▶ WRITTEN REQUEST: Filter the listing and keep only the lines with the word "Worst".
::: GIVEN DATA
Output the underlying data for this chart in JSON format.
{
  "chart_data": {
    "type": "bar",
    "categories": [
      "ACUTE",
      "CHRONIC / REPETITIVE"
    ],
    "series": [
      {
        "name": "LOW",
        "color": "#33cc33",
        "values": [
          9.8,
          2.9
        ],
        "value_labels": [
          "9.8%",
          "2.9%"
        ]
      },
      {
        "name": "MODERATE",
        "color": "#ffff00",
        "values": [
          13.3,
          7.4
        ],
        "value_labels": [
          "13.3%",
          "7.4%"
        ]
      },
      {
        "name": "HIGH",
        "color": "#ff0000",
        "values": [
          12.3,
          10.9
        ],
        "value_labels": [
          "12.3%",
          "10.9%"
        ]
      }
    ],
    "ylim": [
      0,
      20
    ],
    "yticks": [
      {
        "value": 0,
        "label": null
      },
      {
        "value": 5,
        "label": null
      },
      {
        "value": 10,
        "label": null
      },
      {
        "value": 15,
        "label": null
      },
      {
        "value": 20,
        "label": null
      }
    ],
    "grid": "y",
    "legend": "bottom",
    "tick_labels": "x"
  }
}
::::::
::: GIVEN DATA
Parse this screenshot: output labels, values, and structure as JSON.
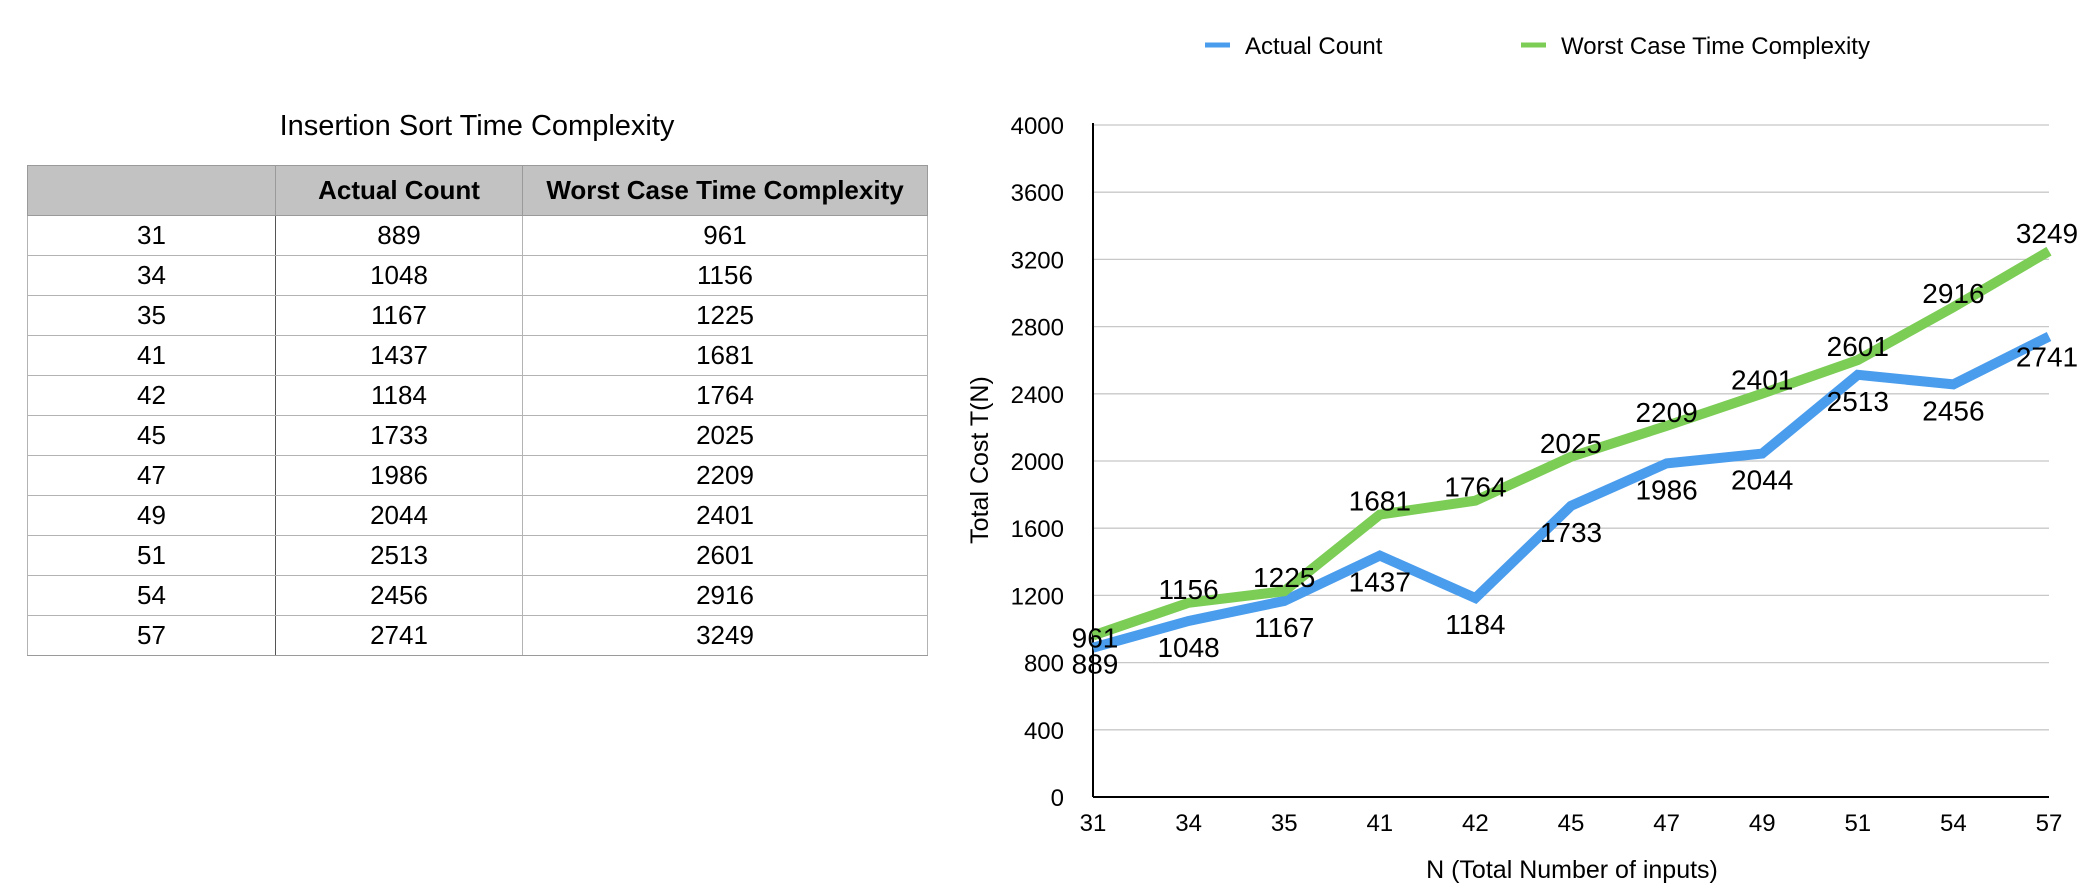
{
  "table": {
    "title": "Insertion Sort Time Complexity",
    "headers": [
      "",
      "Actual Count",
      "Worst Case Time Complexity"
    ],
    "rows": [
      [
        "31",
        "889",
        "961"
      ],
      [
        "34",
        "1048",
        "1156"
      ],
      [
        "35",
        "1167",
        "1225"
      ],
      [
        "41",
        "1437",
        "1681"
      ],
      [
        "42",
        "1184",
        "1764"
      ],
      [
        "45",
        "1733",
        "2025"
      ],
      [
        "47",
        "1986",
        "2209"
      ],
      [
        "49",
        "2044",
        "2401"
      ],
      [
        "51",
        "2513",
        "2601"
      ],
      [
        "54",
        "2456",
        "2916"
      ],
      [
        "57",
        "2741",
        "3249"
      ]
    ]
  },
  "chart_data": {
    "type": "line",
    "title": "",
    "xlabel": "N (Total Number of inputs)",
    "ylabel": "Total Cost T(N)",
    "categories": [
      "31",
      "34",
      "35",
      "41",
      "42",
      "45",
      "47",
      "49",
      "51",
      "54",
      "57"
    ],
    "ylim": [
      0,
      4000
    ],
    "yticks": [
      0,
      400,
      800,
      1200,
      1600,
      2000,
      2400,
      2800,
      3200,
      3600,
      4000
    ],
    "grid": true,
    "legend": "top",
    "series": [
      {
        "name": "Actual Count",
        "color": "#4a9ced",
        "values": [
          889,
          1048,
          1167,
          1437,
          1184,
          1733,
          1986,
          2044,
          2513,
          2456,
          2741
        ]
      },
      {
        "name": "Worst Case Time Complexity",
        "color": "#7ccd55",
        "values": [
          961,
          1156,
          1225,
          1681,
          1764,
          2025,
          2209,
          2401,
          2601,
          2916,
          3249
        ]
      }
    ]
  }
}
::::::
▶ SOLUTION:
      "Worst Case Time Complexity"
        "name": "Worst Case Time Complexity",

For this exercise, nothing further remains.